[Stored data entries]
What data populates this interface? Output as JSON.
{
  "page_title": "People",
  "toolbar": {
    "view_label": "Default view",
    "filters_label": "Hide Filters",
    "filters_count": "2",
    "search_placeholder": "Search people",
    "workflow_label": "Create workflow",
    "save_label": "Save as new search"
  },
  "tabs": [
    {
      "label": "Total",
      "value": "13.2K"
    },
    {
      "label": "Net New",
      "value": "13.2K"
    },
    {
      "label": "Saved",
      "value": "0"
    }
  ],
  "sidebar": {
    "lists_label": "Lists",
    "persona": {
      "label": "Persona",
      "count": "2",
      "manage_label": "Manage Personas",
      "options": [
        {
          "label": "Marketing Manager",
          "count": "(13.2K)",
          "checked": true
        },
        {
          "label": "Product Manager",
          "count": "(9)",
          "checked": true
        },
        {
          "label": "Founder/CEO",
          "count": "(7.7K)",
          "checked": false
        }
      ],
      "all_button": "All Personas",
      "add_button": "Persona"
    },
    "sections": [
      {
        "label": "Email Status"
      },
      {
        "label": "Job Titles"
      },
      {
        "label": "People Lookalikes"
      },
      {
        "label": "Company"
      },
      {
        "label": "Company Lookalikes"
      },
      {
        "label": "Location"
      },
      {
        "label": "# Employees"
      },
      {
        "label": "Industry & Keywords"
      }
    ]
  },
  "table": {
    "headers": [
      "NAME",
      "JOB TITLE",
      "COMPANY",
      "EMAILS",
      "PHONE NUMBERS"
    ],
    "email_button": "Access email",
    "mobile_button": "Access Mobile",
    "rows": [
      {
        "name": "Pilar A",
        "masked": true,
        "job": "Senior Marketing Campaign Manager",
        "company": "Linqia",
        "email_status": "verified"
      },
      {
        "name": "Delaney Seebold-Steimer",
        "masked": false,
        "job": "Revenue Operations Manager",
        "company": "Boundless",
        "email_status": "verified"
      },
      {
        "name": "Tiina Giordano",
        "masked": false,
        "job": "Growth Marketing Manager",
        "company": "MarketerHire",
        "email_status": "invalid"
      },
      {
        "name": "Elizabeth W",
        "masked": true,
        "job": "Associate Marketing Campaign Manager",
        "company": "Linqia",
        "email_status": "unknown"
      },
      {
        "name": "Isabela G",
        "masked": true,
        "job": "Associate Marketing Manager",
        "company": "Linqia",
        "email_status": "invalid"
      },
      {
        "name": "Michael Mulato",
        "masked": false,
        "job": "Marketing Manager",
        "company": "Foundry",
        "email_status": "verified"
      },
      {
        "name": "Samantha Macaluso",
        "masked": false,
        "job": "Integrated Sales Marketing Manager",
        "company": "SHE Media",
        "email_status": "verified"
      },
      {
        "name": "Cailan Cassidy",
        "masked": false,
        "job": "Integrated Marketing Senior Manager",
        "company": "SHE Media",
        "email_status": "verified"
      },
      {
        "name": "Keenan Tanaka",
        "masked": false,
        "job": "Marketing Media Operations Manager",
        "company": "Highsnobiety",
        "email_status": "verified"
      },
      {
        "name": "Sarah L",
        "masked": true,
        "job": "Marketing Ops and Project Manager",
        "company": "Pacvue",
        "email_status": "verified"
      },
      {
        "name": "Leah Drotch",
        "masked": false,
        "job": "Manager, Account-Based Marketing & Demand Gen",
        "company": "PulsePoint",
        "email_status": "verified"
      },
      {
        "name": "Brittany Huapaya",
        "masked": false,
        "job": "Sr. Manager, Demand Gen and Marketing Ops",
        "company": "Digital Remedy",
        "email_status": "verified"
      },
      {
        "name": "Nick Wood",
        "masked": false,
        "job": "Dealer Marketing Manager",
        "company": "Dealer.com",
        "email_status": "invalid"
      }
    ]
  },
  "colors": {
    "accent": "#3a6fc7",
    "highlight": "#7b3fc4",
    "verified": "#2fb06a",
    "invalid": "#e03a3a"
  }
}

WORK TO COMPLETE: Collect each line holding the string "Demand".

REPLY:
        "job": "Manager, Account-Based Marketing & Demand Gen",
        "job": "Sr. Manager, Demand Gen and Marketing Ops",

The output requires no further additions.